Data items:
···

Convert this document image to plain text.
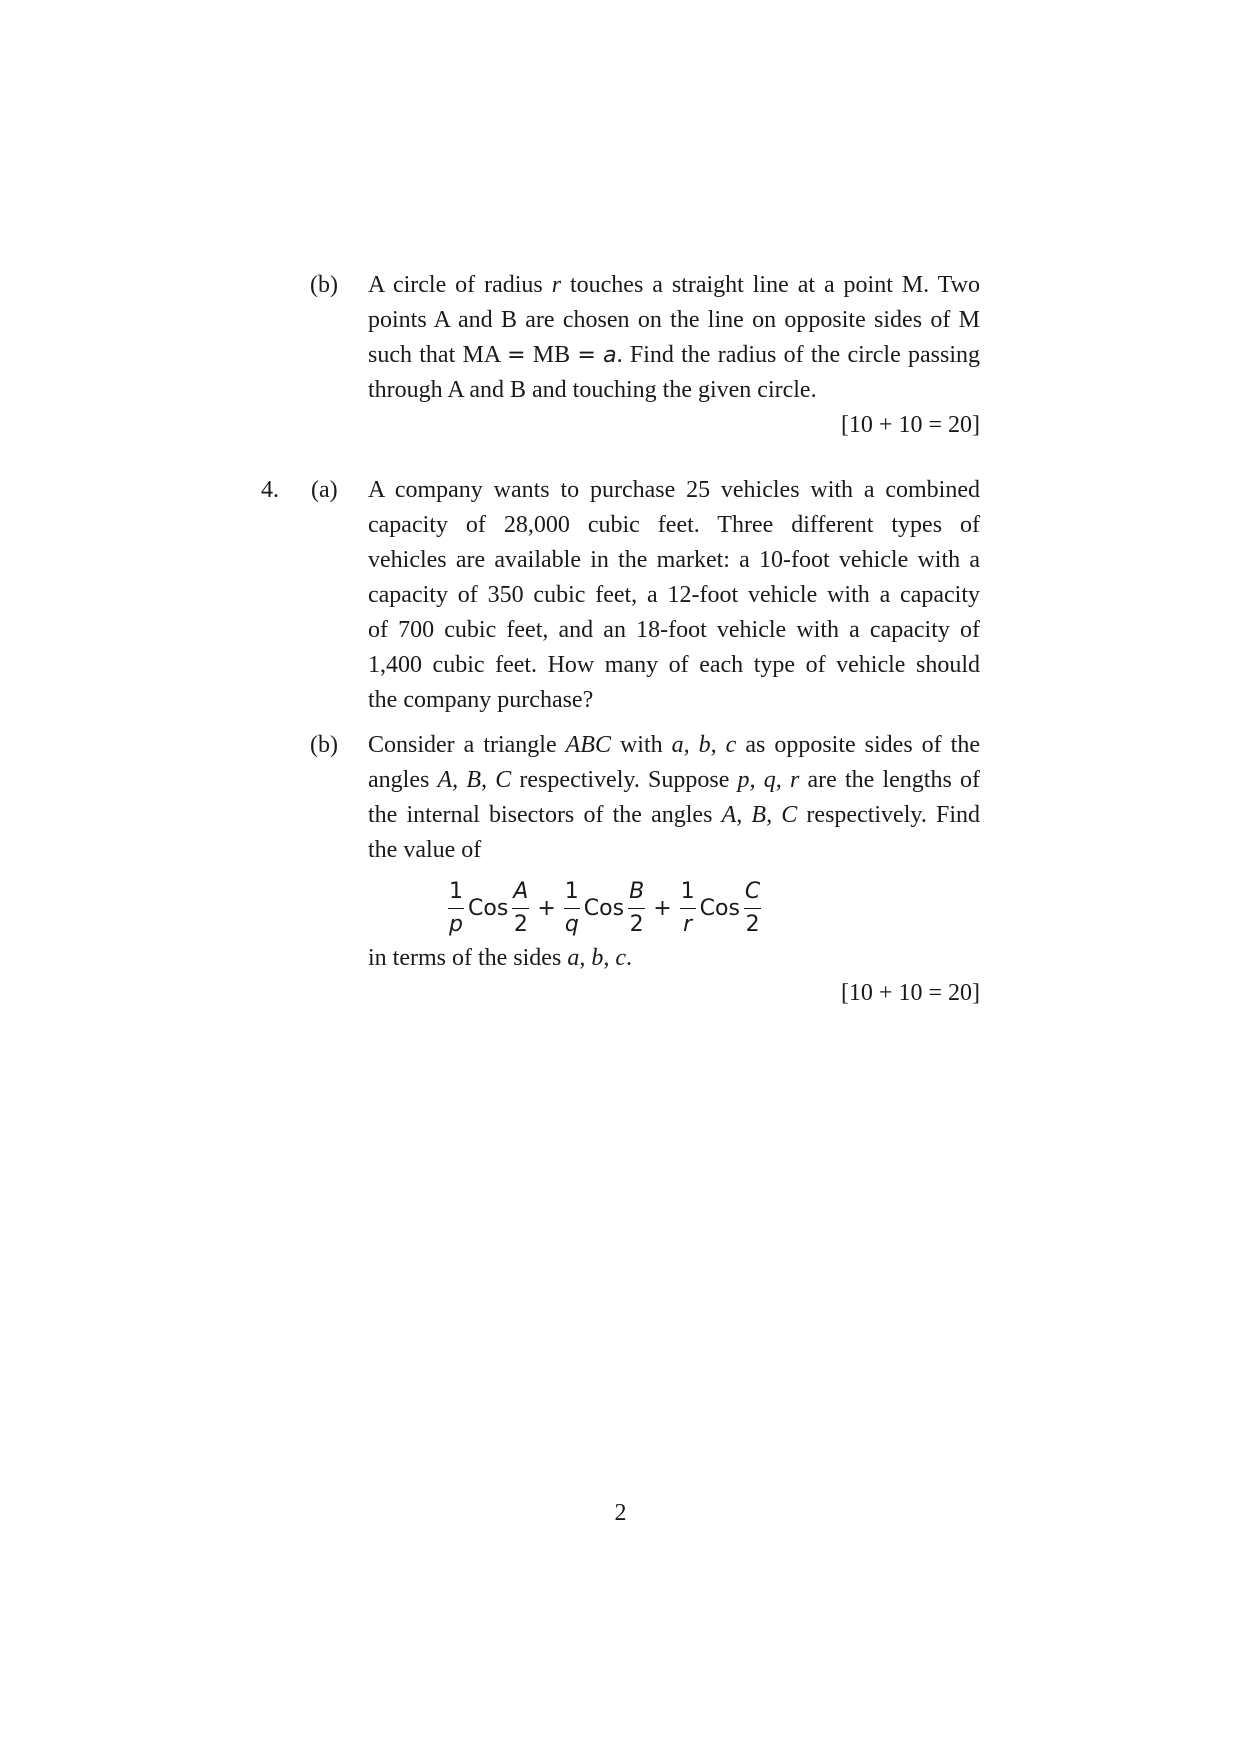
(b) A circle of radius r touches a straight line at a point M. Two
points A and B are chosen on the line on opposite sides of M
such that MA = MB = a. Find the radius of the circle passing
through A and B and touching the given circle.
[10 + 10 = 20]
4. (a) A company wants to purchase 25 vehicles with a combined
capacity of 28,000 cubic feet. Three different types of
vehicles are available in the market: a 10-foot vehicle with a
capacity of 350 cubic feet, a 12-foot vehicle with a capacity
of 700 cubic feet, and an 18-foot vehicle with a capacity of
1,400 cubic feet. How many of each type of vehicle should
the company purchase?
(b) Consider a triangle ABC with a, b, c as opposite sides of the
angles A, B, C respectively. Suppose p, q, r are the lengths of
the internal bisectors of the angles A, B, C respectively. Find
the value of
$\frac{1}{p}$ Cos $\frac{A}{2} + \frac{1}{q}$ Cos $\frac{B}{2} + \frac{1}{r}$ Cos $\frac{C}{2}$
in terms of the sides a, b, c.
[10 + 10 = 20]
2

···

_Task directions_
Leave out the pictures and output every record above precisely as given.

_Task solution_
Convert this document image to plain text.
(b) A circle of radius r touches a straight line at a point M. Two
points A and B are chosen on the line on opposite sides of M
such that MA = MB = a. Find the radius of the circle passing
through A and B and touching the given circle.
[10 + 10 = 20]
4. (a) A company wants to purchase 25 vehicles with a combined
capacity of 28,000 cubic feet. Three different types of
vehicles are available in the market: a 10-foot vehicle with a
capacity of 350 cubic feet, a 12-foot vehicle with a capacity
of 700 cubic feet, and an 18-foot vehicle with a capacity of
1,400 cubic feet. How many of each type of vehicle should
the company purchase?
(b) Consider a triangle ABC with a, b, c as opposite sides of the
angles A, B, C respectively. Suppose p, q, r are the lengths of
the internal bisectors of the angles A, B, C respectively. Find
the value of
$\frac{1}{p}$ Cos $\frac{A}{2} + \frac{1}{q}$ Cos $\frac{B}{2} + \frac{1}{r}$ Cos $\frac{C}{2}$
in terms of the sides a, b, c.
[10 + 10 = 20]
2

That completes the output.